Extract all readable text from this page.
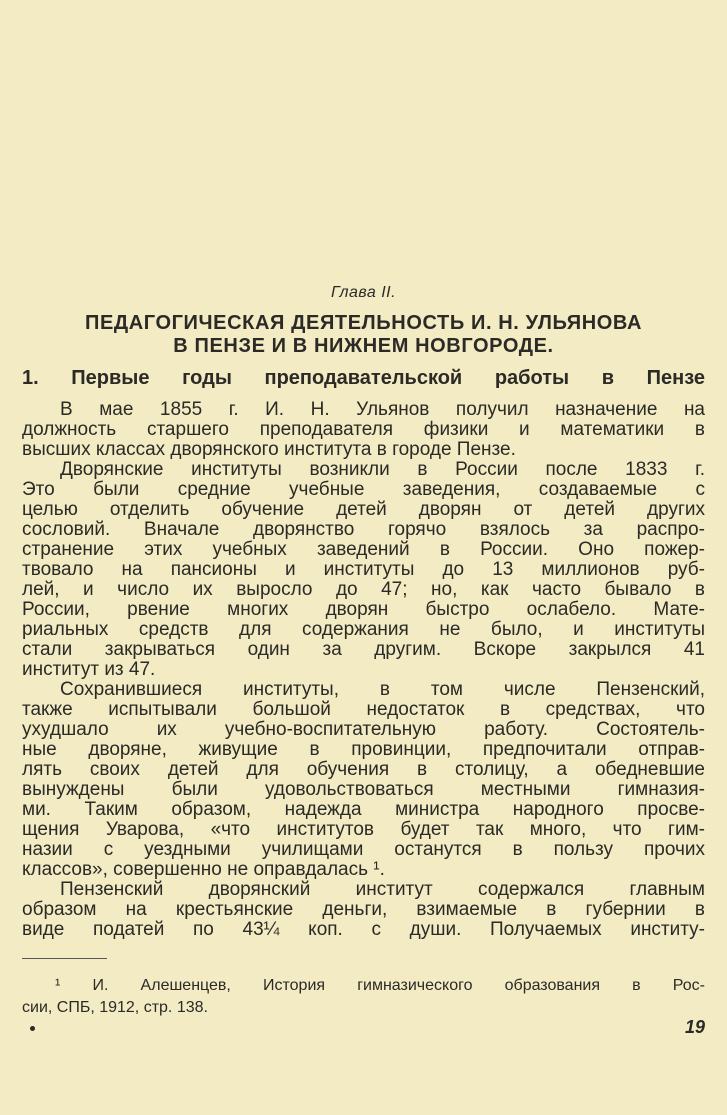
Глава II.
ПЕДАГОГИЧЕСКАЯ ДЕЯТЕЛЬНОСТЬ И. Н. УЛЬЯНОВА
В ПЕНЗЕ И В НИЖНЕМ НОВГОРОДЕ.
1. Первые годы преподавательской работы в Пензе
В мае 1855 г. И. Н. Ульянов получил назначение на
должность старшего преподавателя физики и математики в
высших классах дворянского института в городе Пензе.
Дворянские институты возникли в России после 1833 г.
Это были средние учебные заведения, создаваемые с
целью отделить обучение детей дворян от детей других
сословий. Вначале дворянство горячо взялось за распро-
странение этих учебных заведений в России. Оно пожер-
твовало на пансионы и институты до 13 миллионов руб-
лей, и число их выросло до 47; но, как часто бывало в
России, рвение многих дворян быстро ослабело. Мате-
риальных средств для содержания не было, и институты
стали закрываться один за другим. Вскоре закрылся 41
институт из 47.
Сохранившиеся институты, в том числе Пензенский,
также испытывали большой недостаток в средствах, что
ухудшало их учебно-воспитательную работу. Состоятель-
ные дворяне, живущие в провинции, предпочитали отправ-
лять своих детей для обучения в столицу, а обедневшие
вынуждены были удовольствоваться местными гимназия-
ми. Таким образом, надежда министра народного просве-
щения Уварова, «что институтов будет так много, что гим-
назии с уездными училищами останутся в пользу прочих
классов», совершенно не оправдалась ¹.
Пензенский дворянский институт содержался главным
образом на крестьянские деньги, взимаемые в губернии в
виде податей по 43¼ коп. с души. Получаемых институ-
¹ И. Алешенцев, История гимназического образования в Рос-
сии, СПБ, 1912, стр. 138.
19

○ ○ ○

> GIVEN PROBLEM: Locate the word "России" in the entries, and copy every line where it is found.

> COMPLETED TASK:
Дворянские институты возникли в России после 1833 г.
странение этих учебных заведений в России. Оно пожер-
России, рвение многих дворян быстро ослабело. Мате-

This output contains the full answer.